**Prompt:**
Transcribe the data as written, minus images.

**The data:**
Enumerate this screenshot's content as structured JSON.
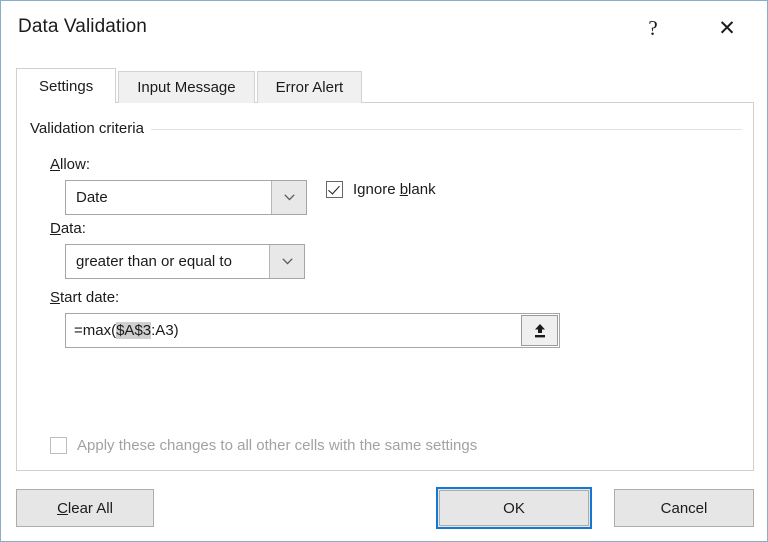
{
  "window": {
    "title": "Data Validation",
    "help_glyph": "?",
    "close_glyph": "✕",
    "accent_color": "#1278d4",
    "border_color": "#8aadc8"
  },
  "tabs": [
    {
      "label": "Settings",
      "active": true
    },
    {
      "label": "Input Message",
      "active": false
    },
    {
      "label": "Error Alert",
      "active": false
    }
  ],
  "settings_tab": {
    "group_label": "Validation criteria",
    "allow": {
      "label_prefix": "",
      "label_accel": "A",
      "label_suffix": "llow:",
      "value": "Date"
    },
    "ignore_blank": {
      "label_prefix": "Ignore ",
      "label_accel": "b",
      "label_suffix": "lank",
      "checked": true
    },
    "data": {
      "label_prefix": "",
      "label_accel": "D",
      "label_suffix": "ata:",
      "value": "greater than or equal to"
    },
    "start_date": {
      "label_prefix": "",
      "label_accel": "S",
      "label_suffix": "tart date:",
      "value_before": "=max(",
      "value_selected": "$A$3",
      "value_after": ":A3)",
      "full_value": "=max($A$3:A3)",
      "selection_color": "#cfcfcf",
      "collapse_button_icon": "collapse-dialog-icon"
    },
    "apply_changes": {
      "label": "Apply these changes to all other cells with the same settings",
      "checked": false,
      "disabled": true
    }
  },
  "buttons": {
    "clear_all": {
      "label_prefix": "",
      "label_accel": "C",
      "label_suffix": "lear All"
    },
    "ok": {
      "label": "OK",
      "focused": true
    },
    "cancel": {
      "label": "Cancel"
    }
  }
}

**Your solution:**
Enumerate this screenshot's content as structured JSON.
{
  "window": {
    "title": "Data Validation",
    "help_glyph": "?",
    "close_glyph": "✕",
    "accent_color": "#1278d4",
    "border_color": "#8aadc8"
  },
  "tabs": [
    {
      "label": "Settings",
      "active": true
    },
    {
      "label": "Input Message",
      "active": false
    },
    {
      "label": "Error Alert",
      "active": false
    }
  ],
  "settings_tab": {
    "group_label": "Validation criteria",
    "allow": {
      "label_prefix": "",
      "label_accel": "A",
      "label_suffix": "llow:",
      "value": "Date"
    },
    "ignore_blank": {
      "label_prefix": "Ignore ",
      "label_accel": "b",
      "label_suffix": "lank",
      "checked": true
    },
    "data": {
      "label_prefix": "",
      "label_accel": "D",
      "label_suffix": "ata:",
      "value": "greater than or equal to"
    },
    "start_date": {
      "label_prefix": "",
      "label_accel": "S",
      "label_suffix": "tart date:",
      "value_before": "=max(",
      "value_selected": "$A$3",
      "value_after": ":A3)",
      "full_value": "=max($A$3:A3)",
      "selection_color": "#cfcfcf",
      "collapse_button_icon": "collapse-dialog-icon"
    },
    "apply_changes": {
      "label": "Apply these changes to all other cells with the same settings",
      "checked": false,
      "disabled": true
    }
  },
  "buttons": {
    "clear_all": {
      "label_prefix": "",
      "label_accel": "C",
      "label_suffix": "lear All"
    },
    "ok": {
      "label": "OK",
      "focused": true
    },
    "cancel": {
      "label": "Cancel"
    }
  }
}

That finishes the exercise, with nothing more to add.